Data records:
────────────────────

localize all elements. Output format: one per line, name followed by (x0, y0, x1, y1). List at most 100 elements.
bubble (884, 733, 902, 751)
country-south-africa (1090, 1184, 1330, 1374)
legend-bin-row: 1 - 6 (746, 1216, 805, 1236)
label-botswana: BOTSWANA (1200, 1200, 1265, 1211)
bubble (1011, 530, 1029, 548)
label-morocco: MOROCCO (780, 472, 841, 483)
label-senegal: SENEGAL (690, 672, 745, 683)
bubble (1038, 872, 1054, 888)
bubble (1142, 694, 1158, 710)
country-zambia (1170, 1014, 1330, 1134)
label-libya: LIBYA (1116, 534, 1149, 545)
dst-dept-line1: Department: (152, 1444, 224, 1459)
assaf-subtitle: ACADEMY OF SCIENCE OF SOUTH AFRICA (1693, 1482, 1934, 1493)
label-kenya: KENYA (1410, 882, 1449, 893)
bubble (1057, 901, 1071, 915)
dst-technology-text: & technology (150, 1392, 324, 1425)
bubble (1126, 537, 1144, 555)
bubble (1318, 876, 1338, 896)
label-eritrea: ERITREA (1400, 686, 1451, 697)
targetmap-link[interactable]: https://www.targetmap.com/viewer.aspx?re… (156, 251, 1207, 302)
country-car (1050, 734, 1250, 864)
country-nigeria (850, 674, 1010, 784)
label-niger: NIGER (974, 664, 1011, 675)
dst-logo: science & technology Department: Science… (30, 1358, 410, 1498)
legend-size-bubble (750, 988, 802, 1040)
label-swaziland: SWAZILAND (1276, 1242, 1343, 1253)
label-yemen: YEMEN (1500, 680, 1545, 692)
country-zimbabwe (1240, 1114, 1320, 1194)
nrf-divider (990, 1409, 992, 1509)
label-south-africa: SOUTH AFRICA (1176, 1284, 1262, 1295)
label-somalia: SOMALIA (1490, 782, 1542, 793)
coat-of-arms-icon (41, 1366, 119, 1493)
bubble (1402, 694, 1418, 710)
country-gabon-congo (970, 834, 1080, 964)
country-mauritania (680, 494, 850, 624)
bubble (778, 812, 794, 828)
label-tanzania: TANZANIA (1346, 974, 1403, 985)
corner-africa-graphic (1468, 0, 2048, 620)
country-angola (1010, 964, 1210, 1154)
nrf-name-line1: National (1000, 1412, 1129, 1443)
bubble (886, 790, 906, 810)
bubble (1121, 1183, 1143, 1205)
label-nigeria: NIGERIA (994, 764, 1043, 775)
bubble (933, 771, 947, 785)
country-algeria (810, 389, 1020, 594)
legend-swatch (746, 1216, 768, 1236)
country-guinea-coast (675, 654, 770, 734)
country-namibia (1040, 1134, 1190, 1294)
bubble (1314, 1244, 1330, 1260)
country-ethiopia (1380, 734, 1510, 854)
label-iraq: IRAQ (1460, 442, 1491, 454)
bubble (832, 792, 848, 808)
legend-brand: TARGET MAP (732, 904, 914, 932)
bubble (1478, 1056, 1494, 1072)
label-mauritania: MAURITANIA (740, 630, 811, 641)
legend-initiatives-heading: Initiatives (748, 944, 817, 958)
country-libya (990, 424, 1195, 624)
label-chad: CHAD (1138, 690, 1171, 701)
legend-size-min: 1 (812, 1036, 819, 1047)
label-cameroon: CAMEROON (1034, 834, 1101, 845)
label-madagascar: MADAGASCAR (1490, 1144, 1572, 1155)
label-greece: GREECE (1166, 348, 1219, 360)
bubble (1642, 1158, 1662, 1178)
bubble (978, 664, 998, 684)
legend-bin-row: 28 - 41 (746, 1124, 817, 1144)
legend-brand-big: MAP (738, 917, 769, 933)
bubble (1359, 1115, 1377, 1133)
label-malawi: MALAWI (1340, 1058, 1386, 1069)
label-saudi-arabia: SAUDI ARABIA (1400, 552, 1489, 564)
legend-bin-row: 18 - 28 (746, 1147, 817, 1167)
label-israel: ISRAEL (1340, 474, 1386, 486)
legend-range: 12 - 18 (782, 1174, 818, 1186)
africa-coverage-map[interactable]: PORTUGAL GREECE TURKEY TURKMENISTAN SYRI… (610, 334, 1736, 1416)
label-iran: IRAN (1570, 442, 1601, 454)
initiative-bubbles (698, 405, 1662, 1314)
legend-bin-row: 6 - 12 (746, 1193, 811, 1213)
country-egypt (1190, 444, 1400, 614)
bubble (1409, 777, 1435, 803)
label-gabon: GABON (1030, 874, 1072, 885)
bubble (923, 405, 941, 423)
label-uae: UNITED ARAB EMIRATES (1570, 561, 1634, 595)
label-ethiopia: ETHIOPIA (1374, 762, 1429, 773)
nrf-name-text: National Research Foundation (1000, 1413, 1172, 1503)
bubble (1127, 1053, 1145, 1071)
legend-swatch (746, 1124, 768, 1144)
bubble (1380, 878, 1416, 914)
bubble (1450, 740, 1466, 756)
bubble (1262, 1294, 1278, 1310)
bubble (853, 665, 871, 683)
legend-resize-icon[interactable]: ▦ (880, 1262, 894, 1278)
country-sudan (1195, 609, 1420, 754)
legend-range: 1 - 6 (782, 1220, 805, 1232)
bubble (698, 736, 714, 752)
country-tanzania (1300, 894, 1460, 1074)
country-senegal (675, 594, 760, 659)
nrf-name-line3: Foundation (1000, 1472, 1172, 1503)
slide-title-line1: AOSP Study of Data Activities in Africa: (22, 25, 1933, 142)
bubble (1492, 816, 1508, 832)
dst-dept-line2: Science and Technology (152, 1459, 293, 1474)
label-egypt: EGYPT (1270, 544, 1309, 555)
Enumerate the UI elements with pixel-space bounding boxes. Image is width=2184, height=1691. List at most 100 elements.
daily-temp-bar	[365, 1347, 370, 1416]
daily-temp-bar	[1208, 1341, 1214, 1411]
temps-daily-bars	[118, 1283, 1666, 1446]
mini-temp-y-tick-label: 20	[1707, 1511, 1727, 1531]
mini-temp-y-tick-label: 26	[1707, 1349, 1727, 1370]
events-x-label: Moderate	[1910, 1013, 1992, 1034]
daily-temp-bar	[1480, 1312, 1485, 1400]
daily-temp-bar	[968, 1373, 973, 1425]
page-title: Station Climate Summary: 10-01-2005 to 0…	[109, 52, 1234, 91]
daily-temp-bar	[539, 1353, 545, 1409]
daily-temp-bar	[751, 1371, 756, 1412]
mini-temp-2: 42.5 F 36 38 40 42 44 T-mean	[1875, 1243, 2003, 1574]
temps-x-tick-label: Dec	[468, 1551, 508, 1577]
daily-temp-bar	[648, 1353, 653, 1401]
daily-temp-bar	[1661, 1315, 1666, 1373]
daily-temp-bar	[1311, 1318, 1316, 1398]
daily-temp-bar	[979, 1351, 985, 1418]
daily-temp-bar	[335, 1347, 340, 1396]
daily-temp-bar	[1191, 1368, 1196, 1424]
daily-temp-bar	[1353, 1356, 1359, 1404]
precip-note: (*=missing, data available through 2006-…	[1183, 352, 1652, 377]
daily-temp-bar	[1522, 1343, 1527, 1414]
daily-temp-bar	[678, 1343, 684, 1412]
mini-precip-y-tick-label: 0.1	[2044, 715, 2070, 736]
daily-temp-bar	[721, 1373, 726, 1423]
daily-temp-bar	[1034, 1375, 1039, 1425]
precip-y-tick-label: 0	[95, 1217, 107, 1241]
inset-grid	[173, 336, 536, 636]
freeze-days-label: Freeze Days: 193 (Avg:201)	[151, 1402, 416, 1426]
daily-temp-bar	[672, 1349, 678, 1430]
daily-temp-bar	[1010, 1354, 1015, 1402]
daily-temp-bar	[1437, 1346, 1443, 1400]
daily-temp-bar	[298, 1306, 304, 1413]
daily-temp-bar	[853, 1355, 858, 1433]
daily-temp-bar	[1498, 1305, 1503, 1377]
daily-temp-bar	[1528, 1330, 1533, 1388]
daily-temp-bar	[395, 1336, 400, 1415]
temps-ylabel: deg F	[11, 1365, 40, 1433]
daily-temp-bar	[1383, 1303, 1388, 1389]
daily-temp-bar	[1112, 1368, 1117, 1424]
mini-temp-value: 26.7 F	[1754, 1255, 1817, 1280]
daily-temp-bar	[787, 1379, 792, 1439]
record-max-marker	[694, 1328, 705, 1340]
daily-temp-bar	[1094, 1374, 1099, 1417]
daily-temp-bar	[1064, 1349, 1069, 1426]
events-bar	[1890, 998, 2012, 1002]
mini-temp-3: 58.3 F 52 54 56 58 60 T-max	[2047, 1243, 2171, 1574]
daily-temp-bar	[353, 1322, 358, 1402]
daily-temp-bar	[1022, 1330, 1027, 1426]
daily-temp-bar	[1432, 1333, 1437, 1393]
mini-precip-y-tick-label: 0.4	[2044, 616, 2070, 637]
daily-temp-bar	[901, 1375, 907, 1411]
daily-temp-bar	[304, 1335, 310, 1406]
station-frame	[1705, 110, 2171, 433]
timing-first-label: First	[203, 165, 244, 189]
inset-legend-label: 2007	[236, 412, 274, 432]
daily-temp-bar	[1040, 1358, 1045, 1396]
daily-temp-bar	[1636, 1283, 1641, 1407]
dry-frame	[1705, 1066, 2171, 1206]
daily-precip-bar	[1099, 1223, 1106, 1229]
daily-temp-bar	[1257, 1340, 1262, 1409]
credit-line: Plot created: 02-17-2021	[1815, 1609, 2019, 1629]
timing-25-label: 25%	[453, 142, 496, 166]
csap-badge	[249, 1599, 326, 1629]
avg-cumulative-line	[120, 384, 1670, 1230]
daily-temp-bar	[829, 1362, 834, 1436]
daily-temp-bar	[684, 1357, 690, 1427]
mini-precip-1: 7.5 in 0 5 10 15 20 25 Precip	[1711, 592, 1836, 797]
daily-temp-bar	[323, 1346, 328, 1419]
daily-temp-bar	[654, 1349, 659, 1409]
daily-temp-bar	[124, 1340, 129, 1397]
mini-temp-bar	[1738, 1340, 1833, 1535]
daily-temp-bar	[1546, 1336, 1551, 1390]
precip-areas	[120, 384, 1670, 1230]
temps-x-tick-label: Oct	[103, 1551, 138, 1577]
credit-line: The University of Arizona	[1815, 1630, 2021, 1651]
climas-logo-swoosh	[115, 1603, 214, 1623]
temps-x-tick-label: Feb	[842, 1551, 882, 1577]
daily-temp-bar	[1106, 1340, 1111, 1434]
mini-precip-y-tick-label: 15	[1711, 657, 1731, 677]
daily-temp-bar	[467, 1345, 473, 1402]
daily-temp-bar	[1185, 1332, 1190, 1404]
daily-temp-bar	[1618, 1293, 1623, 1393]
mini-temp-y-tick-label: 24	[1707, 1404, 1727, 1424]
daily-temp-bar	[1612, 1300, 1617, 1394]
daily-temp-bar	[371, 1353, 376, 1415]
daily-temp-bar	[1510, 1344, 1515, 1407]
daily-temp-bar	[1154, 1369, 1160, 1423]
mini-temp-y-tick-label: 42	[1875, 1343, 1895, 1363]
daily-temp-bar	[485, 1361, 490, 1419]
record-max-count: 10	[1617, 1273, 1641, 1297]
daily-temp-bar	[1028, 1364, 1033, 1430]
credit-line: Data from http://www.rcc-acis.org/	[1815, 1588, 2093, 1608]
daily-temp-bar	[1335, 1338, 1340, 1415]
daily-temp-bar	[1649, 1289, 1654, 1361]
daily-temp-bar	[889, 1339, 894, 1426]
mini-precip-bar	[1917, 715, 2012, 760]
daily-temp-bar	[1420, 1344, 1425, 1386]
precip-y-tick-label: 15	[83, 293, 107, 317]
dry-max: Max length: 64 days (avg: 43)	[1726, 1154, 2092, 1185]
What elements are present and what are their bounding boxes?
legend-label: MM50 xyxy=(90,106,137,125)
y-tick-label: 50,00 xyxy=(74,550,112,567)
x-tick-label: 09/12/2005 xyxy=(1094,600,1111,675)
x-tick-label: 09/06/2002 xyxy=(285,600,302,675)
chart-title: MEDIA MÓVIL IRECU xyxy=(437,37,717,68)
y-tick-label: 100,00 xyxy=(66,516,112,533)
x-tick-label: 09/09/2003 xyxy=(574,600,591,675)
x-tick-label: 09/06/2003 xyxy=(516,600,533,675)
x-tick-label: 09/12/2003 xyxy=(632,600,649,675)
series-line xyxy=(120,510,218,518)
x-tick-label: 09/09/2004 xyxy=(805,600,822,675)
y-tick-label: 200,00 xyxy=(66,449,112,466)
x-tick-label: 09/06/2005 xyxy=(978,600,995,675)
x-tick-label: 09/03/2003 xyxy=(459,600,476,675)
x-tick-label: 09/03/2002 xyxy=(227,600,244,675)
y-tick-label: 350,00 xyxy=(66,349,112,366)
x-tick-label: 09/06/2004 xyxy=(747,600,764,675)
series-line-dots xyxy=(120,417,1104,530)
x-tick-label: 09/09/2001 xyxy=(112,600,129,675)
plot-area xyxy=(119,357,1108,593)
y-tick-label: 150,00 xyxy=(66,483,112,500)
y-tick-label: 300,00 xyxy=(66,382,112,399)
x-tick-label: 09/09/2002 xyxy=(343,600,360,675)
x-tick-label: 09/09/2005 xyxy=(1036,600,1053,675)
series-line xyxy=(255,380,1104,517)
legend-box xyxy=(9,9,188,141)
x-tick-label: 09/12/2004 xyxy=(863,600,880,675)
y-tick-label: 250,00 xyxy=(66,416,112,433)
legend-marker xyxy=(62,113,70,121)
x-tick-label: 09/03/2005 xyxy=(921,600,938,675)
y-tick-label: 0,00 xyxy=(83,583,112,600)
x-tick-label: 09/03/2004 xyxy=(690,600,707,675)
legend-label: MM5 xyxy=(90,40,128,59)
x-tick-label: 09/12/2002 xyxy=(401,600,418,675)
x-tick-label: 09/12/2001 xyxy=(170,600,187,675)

────────────────────

What to do: Pull out every line in the rows above that contains the string "brand", matching upper and lower case exactly.

Expected answer:
legend-brand: TARGET MAP (732, 904, 914, 932)
legend-brand-big: MAP (738, 917, 769, 933)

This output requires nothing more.